Below are some records. Pull every line that contains the word "masses".

─── Material supplied

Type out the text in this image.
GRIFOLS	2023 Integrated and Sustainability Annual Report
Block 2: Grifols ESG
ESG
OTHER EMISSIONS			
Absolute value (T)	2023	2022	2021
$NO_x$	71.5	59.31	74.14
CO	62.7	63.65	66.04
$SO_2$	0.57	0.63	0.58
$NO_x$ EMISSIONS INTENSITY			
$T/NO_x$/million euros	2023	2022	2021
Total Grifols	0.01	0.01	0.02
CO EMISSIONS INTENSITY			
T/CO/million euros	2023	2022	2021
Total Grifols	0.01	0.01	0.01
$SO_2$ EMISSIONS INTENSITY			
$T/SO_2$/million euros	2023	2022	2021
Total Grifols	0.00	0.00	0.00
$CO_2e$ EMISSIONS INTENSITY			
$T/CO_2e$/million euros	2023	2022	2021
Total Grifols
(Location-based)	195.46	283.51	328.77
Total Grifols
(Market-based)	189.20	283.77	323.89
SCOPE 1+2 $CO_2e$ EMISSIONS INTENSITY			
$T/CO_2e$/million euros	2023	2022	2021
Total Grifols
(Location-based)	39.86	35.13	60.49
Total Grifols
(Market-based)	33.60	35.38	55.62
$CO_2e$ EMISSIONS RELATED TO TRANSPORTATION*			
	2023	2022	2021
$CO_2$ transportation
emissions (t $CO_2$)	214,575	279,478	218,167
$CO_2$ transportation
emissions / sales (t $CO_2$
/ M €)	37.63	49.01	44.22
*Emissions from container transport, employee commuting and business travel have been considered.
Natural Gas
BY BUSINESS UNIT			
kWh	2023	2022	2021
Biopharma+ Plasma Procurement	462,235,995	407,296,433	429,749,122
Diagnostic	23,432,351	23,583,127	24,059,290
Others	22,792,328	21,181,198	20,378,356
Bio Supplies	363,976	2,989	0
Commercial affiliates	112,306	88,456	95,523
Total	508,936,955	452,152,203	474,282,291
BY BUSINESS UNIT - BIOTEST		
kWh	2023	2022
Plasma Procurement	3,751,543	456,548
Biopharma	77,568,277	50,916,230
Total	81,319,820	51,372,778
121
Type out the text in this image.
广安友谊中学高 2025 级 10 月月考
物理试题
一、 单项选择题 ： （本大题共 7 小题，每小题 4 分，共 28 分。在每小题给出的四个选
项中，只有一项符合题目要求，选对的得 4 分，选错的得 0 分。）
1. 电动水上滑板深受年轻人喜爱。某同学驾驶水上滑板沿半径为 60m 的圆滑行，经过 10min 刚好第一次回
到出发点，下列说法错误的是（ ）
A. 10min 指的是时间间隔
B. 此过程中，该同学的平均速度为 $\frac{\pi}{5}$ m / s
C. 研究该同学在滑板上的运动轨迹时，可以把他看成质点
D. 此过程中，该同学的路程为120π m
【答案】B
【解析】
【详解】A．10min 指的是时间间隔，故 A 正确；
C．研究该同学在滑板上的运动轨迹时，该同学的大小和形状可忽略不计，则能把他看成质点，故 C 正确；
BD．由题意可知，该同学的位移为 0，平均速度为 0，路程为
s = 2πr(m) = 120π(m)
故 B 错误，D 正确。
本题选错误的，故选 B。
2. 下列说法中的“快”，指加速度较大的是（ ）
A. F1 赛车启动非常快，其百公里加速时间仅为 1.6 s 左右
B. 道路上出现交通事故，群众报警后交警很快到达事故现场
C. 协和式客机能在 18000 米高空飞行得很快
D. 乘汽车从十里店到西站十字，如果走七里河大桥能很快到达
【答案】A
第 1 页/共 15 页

──────
─── Material supplied

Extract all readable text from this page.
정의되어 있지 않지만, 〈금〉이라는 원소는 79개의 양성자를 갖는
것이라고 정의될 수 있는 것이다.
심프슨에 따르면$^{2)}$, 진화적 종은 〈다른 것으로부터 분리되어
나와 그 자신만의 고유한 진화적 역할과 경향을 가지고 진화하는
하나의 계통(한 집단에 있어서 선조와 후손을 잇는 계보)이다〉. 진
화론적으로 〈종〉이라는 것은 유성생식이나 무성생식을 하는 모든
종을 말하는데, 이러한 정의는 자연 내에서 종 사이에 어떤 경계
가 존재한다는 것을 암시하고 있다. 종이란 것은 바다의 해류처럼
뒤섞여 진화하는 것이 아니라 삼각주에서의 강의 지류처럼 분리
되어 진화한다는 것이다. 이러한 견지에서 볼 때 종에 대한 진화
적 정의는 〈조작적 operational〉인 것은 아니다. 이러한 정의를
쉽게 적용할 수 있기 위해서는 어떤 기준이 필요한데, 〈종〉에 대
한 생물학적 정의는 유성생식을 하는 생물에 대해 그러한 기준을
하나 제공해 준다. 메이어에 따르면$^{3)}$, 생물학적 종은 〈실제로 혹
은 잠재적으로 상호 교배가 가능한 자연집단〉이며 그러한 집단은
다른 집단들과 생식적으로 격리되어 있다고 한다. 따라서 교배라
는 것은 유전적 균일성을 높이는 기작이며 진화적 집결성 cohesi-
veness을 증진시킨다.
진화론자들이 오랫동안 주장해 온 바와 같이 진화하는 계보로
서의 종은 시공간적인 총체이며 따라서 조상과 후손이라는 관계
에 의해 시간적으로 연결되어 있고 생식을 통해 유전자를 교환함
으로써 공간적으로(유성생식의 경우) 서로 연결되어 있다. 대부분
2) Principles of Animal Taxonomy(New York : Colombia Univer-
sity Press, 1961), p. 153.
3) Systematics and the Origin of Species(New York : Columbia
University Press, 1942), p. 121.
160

──────
─── Material supplied

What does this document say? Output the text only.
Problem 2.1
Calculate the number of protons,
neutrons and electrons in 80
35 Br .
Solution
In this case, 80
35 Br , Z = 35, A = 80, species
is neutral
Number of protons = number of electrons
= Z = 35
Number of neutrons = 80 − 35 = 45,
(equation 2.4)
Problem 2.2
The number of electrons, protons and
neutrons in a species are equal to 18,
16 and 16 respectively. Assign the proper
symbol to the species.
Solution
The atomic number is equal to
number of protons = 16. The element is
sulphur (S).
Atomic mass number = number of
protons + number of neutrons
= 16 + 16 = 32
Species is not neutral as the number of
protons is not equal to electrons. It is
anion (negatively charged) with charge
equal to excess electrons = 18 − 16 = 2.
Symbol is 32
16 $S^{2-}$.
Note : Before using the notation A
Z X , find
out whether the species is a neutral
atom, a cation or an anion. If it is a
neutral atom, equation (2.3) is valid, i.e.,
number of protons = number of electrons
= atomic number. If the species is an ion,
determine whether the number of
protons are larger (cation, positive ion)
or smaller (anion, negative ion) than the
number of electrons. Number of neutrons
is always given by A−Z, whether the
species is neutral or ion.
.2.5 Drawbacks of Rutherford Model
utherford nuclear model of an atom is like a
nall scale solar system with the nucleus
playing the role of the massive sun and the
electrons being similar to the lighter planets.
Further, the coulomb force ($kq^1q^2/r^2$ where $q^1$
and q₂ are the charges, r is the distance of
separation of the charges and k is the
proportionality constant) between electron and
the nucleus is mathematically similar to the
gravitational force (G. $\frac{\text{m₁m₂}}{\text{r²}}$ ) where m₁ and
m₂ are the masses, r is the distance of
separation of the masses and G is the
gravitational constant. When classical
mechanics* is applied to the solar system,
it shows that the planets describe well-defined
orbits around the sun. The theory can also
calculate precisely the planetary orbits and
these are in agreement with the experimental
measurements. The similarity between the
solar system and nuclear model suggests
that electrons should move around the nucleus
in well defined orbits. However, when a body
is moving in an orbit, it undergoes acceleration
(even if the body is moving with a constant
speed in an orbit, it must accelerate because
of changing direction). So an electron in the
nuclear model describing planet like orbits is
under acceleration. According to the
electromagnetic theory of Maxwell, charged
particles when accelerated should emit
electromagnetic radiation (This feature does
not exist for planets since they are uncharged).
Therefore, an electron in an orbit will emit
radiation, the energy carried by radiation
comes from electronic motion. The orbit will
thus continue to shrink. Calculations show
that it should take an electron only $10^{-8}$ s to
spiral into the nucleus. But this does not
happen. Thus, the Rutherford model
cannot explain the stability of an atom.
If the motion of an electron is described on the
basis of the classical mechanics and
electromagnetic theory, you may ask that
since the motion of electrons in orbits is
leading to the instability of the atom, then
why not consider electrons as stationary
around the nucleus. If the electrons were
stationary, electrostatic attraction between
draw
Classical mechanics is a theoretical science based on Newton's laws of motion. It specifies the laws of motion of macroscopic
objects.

──────

→ **Task solution**:
m₂ are the masses, r is the distance of
separation of the masses and G is the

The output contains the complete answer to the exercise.